**** Raw data ****

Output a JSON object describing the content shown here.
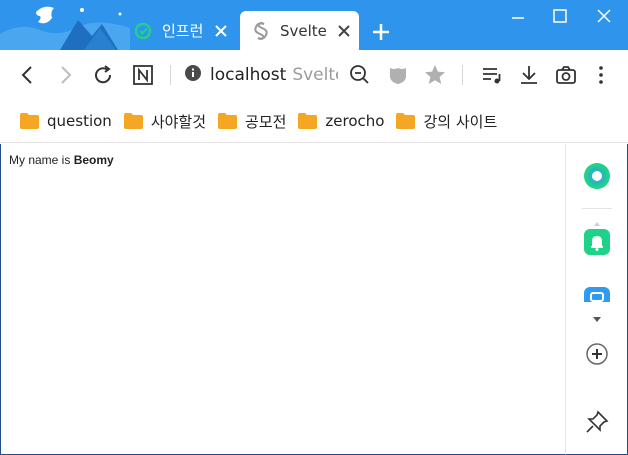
{
  "tabs": [
    {
      "label": "인프런",
      "icon": "inflearn-favicon-icon",
      "active": false
    },
    {
      "label": "Svelte",
      "icon": "svelte-favicon-icon",
      "active": true
    }
  ],
  "toolbar": {
    "url_host": "localhost",
    "url_page_title": "Svelte"
  },
  "bookmarks": [
    {
      "label": "question"
    },
    {
      "label": "사야할것"
    },
    {
      "label": "공모전"
    },
    {
      "label": "zerocho"
    },
    {
      "label": "강의 사이트"
    }
  ],
  "page": {
    "text_prefix": "My name is ",
    "name": "Beomy"
  },
  "colors": {
    "titlebar": "#2f95ec",
    "folder": "#f5a623",
    "accent_green": "#1fd28a",
    "accent_blue": "#2f9bf0"
  }
}
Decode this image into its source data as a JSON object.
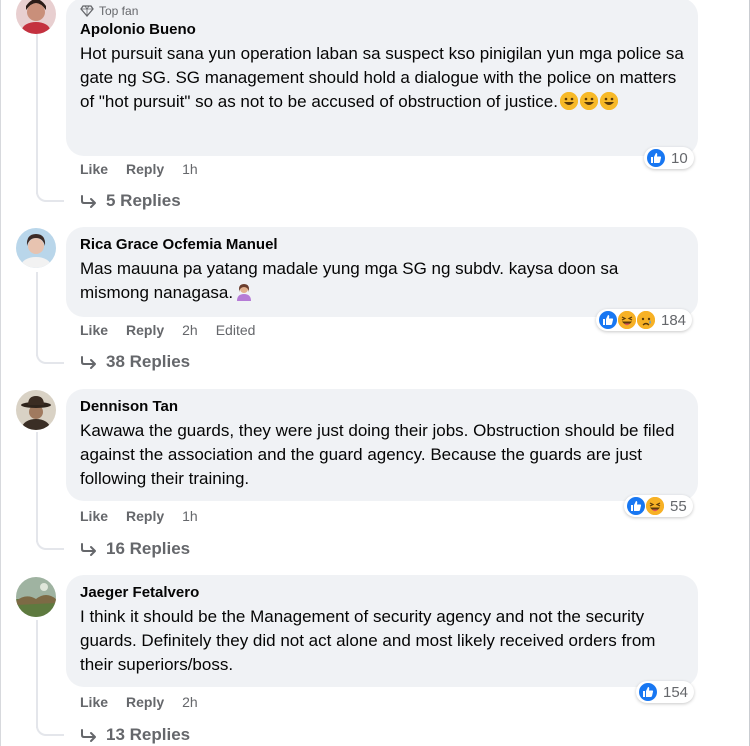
{
  "comments": [
    {
      "badge": "Top fan",
      "author": "Apolonio Bueno",
      "text": "Hot pursuit sana yun operation laban sa suspect kso pinigilan yun mga police sa gate ng SG. SG management should hold a dialogue with the police on matters of \"hot pursuit\" so as not to be accused of obstruction of justice.",
      "like": "Like",
      "reply": "Reply",
      "time": "1h",
      "edited": "",
      "reactions": [
        "like"
      ],
      "reaction_count": "10",
      "replies": "5 Replies"
    },
    {
      "author": "Rica Grace Ocfemia Manuel",
      "text": "Mas mauuna pa yatang madale yung mga SG ng subdv. kaysa doon sa mismong nanagasa.",
      "like": "Like",
      "reply": "Reply",
      "time": "2h",
      "edited": "Edited",
      "reactions": [
        "like",
        "haha",
        "sad"
      ],
      "reaction_count": "184",
      "replies": "38 Replies"
    },
    {
      "author": "Dennison Tan",
      "text": "Kawawa the guards, they were just doing their jobs. Obstruction should be filed against the association and the guard agency. Because the guards are just following their training.",
      "like": "Like",
      "reply": "Reply",
      "time": "1h",
      "edited": "",
      "reactions": [
        "like",
        "haha"
      ],
      "reaction_count": "55",
      "replies": "16 Replies"
    },
    {
      "author": "Jaeger Fetalvero",
      "text": "I think it should be the Management of security agency and not the security guards. Definitely they did not act alone and most likely received orders from their superiors/boss.",
      "like": "Like",
      "reply": "Reply",
      "time": "2h",
      "edited": "",
      "reactions": [
        "like"
      ],
      "reaction_count": "154",
      "replies": "13 Replies"
    }
  ],
  "colors": {
    "bubble": "#f0f2f5",
    "like_blue": "#1877f2",
    "meta_gray": "#65676b",
    "emoji_yellow": "#f7b928"
  },
  "icons": {
    "badge": "diamond-icon",
    "replies": "reply-arrow-icon",
    "like_reaction": "thumbs-up-icon",
    "haha_reaction": "laughing-face-icon",
    "sad_reaction": "crying-face-icon",
    "grin_emoji": "grinning-face-icon",
    "person_emoji": "person-gesturing-icon"
  }
}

****

**Work to complete:** Every line of text is to be repeated exactly; pictures are left out.

**Response:**
Output a JSON object describing the content shown here.
{
  "tabs": [
    {
      "label": "인프런",
      "icon": "inflearn-favicon-icon",
      "active": false
    },
    {
      "label": "Svelte",
      "icon": "svelte-favicon-icon",
      "active": true
    }
  ],
  "toolbar": {
    "url_host": "localhost",
    "url_page_title": "Svelte"
  },
  "bookmarks": [
    {
      "label": "question"
    },
    {
      "label": "사야할것"
    },
    {
      "label": "공모전"
    },
    {
      "label": "zerocho"
    },
    {
      "label": "강의 사이트"
    }
  ],
  "page": {
    "text_prefix": "My name is ",
    "name": "Beomy"
  },
  "colors": {
    "titlebar": "#2f95ec",
    "folder": "#f5a623",
    "accent_green": "#1fd28a",
    "accent_blue": "#2f9bf0"
  }
}
Decode this image into its source data as a JSON object.
{
  "comments": [
    {
      "badge": "Top fan",
      "author": "Apolonio Bueno",
      "text": "Hot pursuit sana yun operation laban sa suspect kso pinigilan yun mga police sa gate ng SG. SG management should hold a dialogue with the police on matters of \"hot pursuit\" so as not to be accused of obstruction of justice.",
      "like": "Like",
      "reply": "Reply",
      "time": "1h",
      "edited": "",
      "reactions": [
        "like"
      ],
      "reaction_count": "10",
      "replies": "5 Replies"
    },
    {
      "author": "Rica Grace Ocfemia Manuel",
      "text": "Mas mauuna pa yatang madale yung mga SG ng subdv. kaysa doon sa mismong nanagasa.",
      "like": "Like",
      "reply": "Reply",
      "time": "2h",
      "edited": "Edited",
      "reactions": [
        "like",
        "haha",
        "sad"
      ],
      "reaction_count": "184",
      "replies": "38 Replies"
    },
    {
      "author": "Dennison Tan",
      "text": "Kawawa the guards, they were just doing their jobs. Obstruction should be filed against the association and the guard agency. Because the guards are just following their training.",
      "like": "Like",
      "reply": "Reply",
      "time": "1h",
      "edited": "",
      "reactions": [
        "like",
        "haha"
      ],
      "reaction_count": "55",
      "replies": "16 Replies"
    },
    {
      "author": "Jaeger Fetalvero",
      "text": "I think it should be the Management of security agency and not the security guards. Definitely they did not act alone and most likely received orders from their superiors/boss.",
      "like": "Like",
      "reply": "Reply",
      "time": "2h",
      "edited": "",
      "reactions": [
        "like"
      ],
      "reaction_count": "154",
      "replies": "13 Replies"
    }
  ],
  "colors": {
    "bubble": "#f0f2f5",
    "like_blue": "#1877f2",
    "meta_gray": "#65676b",
    "emoji_yellow": "#f7b928"
  },
  "icons": {
    "badge": "diamond-icon",
    "replies": "reply-arrow-icon",
    "like_reaction": "thumbs-up-icon",
    "haha_reaction": "laughing-face-icon",
    "sad_reaction": "crying-face-icon",
    "grin_emoji": "grinning-face-icon",
    "person_emoji": "person-gesturing-icon"
  }
}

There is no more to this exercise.